Les religions monothéistes avec leurs saintes écritures seraient les farces les plus tragiques de l’histoire. En bons stratèges médiatiques, ces athées contemporains utilisent habilement la charge émotionnelle de témoignages d’atrocités et d’injustices faites au nom de Dieu, pour inciter à la révolte et pour diaboliser le monothéisme. Leurs attaques biaisées tendent à encourager l’agnosticisme religieux, le laïcisme politique ou l’athéisme, présenté sous un visage humaniste et pacifiste, et condamnent injustement les monothéismes. Ils mettent les religions et Dieu au banc des accusés, au risque de tomber dans le travers de la violence intolérante qu’ils prétendent dénoncer.

La véritable racine du mal

Pour la CTI, l’assimilation simpliste et réductrice des monothéismes entre eux, avec des dérives religieuses sectaires et intrinsèquement dangereuses, est elle-même dangereuse et réductrice.

En fait, le danger n’est pas propre aux monothéismes, mais à tout système différentiateur. La racine du mal est à chercher dans le cœur orgueilleux (cf. Mt 15, 19) qui corrompt la société, divise et envenime les relations entre les hommes, croyants ou athées. Les luttes de pouvoir, l’argent, la gloire, les médias, les partis politiques, les obédiences, les idéologies (athées ou non), les théories, les sports ou les concours : aucune source de différence n’est à l’abri de différends, de discriminations, de favoritismes, de jalousies, de fraudes égoïstes, d’explosions de violences et d’exploitations injustes. Les injustices et rivalités accompagnent toute l’histoire humaine, et cela vaut également pour les persécutions antireligieuses. Face à ces divisions alimentées par l’orgueil humain, la CTI oppose l’unité, l’unicité et la simplicité de Dieu, l’harmonie amoureuse de la Trinité, où règnent le don de soi, l’humilité et l’esprit de service.

Le Dieu de la Bible

Tandis que certains proposent l’alternative d’un « polythéisme tolérant » plus digne d’une société moderne, la CTI se demande pourquoi une telle hargne, soi-disant pacifique et tolérante, se déchaîne avec violence verbale et partialité, spécialement contre l’Eglise catholique, alors que le message fondateur et perpétuel de celle-ci est des plus pacifistes et justes qui soient. Ainsi, le Dieu unique ne condamne jamais l’innocent, mais il récompense le juste, prend le parti du faible, et punit d’une juste peine, dans la mesure de leur immoralité, le mensonge, la haine, la violence, l’orgueil, la discrimination, la fraude, … sans acception de personnes, tout en offrant son pardon à qui le demande humblement et loyalement.

◇ ◇ ◇ ◇

§ EXERCICE ÉCRIT A:
Dans l'extrait sur les critiques des monothéismes, où faut-il chercher la racine du mal ?
§ EXERCICE ÉCRIT B:
Prolongez l'extrait sur les critiques des monothéismes à partir de sa dernière phrase.
Les lignes ne servent à rien pour ce travail.

§ DONNÉES ENREGISTRÉES:
◇ ◇ ◇ ◇

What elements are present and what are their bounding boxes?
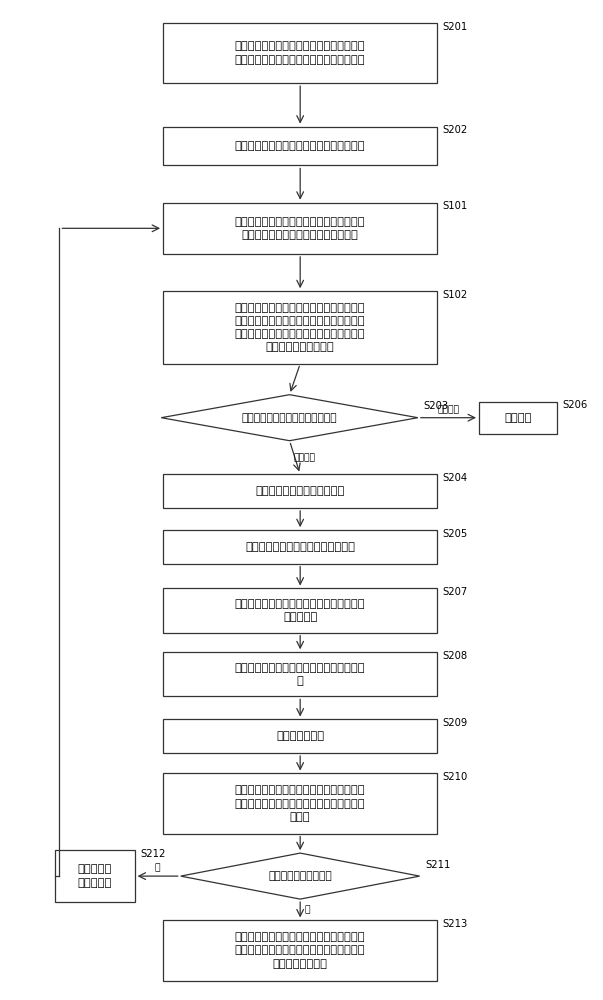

◇ ◇ ◇ ◇

§ RÉSULTAT OBTENU A:
Dans le cœur orgueilleux, qui corrompt la société, divise et envenime les relations entre les hommes.

§ RÉSULTAT OBTENU B:
La « pureté religieuse de la foi dans le Dieu unique » est comme une « source de l’amour entre les hommes ». La CTI cite abondamment l’Ancien et le Nouveau Testament : par exemple Jésus qui ordonne à Pierre de remettre son épée dans le fourreau, ou qui demande instamment de vivre la charité envers tous (aimez vos ennemis, pardonnez, priez pour ceux qui vous persécutent, soyez miséricordieux, aimez-vous comme je vous ai aimé, etc.), dépassant ainsi, non seulement la loi du talion (œil pour œil, dent pour dent), mais encore la loi de tolérance (respectez-vous, supportez-vous les uns les autres). La doctrine du Christ atteint plus qu’aucune autre l’harmonie entre la justice et la miséricorde.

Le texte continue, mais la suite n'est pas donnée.